TASK DETAILS>
Write out the listing exactly as it is given.

-- Begin RECORD EXTRACTS --

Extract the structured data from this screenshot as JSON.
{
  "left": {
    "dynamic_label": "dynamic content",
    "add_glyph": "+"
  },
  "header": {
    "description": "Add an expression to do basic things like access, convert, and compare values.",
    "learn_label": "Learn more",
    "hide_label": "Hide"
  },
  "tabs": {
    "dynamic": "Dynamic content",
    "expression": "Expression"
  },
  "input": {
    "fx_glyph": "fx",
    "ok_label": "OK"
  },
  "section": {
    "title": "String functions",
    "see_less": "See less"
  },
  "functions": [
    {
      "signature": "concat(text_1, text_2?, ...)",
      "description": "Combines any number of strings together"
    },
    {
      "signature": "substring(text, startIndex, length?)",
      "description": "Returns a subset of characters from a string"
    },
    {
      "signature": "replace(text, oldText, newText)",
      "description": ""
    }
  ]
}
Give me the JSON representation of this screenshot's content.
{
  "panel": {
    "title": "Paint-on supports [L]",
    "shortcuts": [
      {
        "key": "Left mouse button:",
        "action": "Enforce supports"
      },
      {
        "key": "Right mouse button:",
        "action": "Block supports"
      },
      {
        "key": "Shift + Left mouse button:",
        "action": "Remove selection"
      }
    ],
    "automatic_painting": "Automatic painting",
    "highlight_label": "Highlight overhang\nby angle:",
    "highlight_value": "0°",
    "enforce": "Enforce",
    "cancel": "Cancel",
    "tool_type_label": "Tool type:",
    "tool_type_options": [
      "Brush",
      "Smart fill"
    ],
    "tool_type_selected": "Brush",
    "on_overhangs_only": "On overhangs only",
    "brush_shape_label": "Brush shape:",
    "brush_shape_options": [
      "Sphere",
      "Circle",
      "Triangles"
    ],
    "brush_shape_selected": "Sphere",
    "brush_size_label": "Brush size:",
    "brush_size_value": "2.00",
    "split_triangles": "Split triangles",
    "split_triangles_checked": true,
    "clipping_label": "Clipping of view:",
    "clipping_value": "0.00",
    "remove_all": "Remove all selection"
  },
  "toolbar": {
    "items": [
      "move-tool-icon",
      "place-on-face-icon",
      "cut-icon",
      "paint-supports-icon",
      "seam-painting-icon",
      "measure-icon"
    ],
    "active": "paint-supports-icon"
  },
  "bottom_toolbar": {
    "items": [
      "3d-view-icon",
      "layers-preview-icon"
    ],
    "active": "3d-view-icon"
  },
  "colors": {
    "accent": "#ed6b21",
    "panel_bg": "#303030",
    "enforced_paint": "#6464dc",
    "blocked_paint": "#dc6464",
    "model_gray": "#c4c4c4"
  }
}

-- End RECORD EXTRACTS --

EXPECTED OUTPUT>
Extract the structured data from this screenshot as JSON.
{
  "left": {
    "dynamic_label": "dynamic content",
    "add_glyph": "+"
  },
  "header": {
    "description": "Add an expression to do basic things like access, convert, and compare values.",
    "learn_label": "Learn more",
    "hide_label": "Hide"
  },
  "tabs": {
    "dynamic": "Dynamic content",
    "expression": "Expression"
  },
  "input": {
    "fx_glyph": "fx",
    "ok_label": "OK"
  },
  "section": {
    "title": "String functions",
    "see_less": "See less"
  },
  "functions": [
    {
      "signature": "concat(text_1, text_2?, ...)",
      "description": "Combines any number of strings together"
    },
    {
      "signature": "substring(text, startIndex, length?)",
      "description": "Returns a subset of characters from a string"
    },
    {
      "signature": "replace(text, oldText, newText)",
      "description": ""
    }
  ]
}
Give me the JSON representation of this screenshot's content.
{
  "panel": {
    "title": "Paint-on supports [L]",
    "shortcuts": [
      {
        "key": "Left mouse button:",
        "action": "Enforce supports"
      },
      {
        "key": "Right mouse button:",
        "action": "Block supports"
      },
      {
        "key": "Shift + Left mouse button:",
        "action": "Remove selection"
      }
    ],
    "automatic_painting": "Automatic painting",
    "highlight_label": "Highlight overhang\nby angle:",
    "highlight_value": "0°",
    "enforce": "Enforce",
    "cancel": "Cancel",
    "tool_type_label": "Tool type:",
    "tool_type_options": [
      "Brush",
      "Smart fill"
    ],
    "tool_type_selected": "Brush",
    "on_overhangs_only": "On overhangs only",
    "brush_shape_label": "Brush shape:",
    "brush_shape_options": [
      "Sphere",
      "Circle",
      "Triangles"
    ],
    "brush_shape_selected": "Sphere",
    "brush_size_label": "Brush size:",
    "brush_size_value": "2.00",
    "split_triangles": "Split triangles",
    "split_triangles_checked": true,
    "clipping_label": "Clipping of view:",
    "clipping_value": "0.00",
    "remove_all": "Remove all selection"
  },
  "toolbar": {
    "items": [
      "move-tool-icon",
      "place-on-face-icon",
      "cut-icon",
      "paint-supports-icon",
      "seam-painting-icon",
      "measure-icon"
    ],
    "active": "paint-supports-icon"
  },
  "bottom_toolbar": {
    "items": [
      "3d-view-icon",
      "layers-preview-icon"
    ],
    "active": "3d-view-icon"
  },
  "colors": {
    "accent": "#ed6b21",
    "panel_bg": "#303030",
    "enforced_paint": "#6464dc",
    "blocked_paint": "#dc6464",
    "model_gray": "#c4c4c4"
  }
}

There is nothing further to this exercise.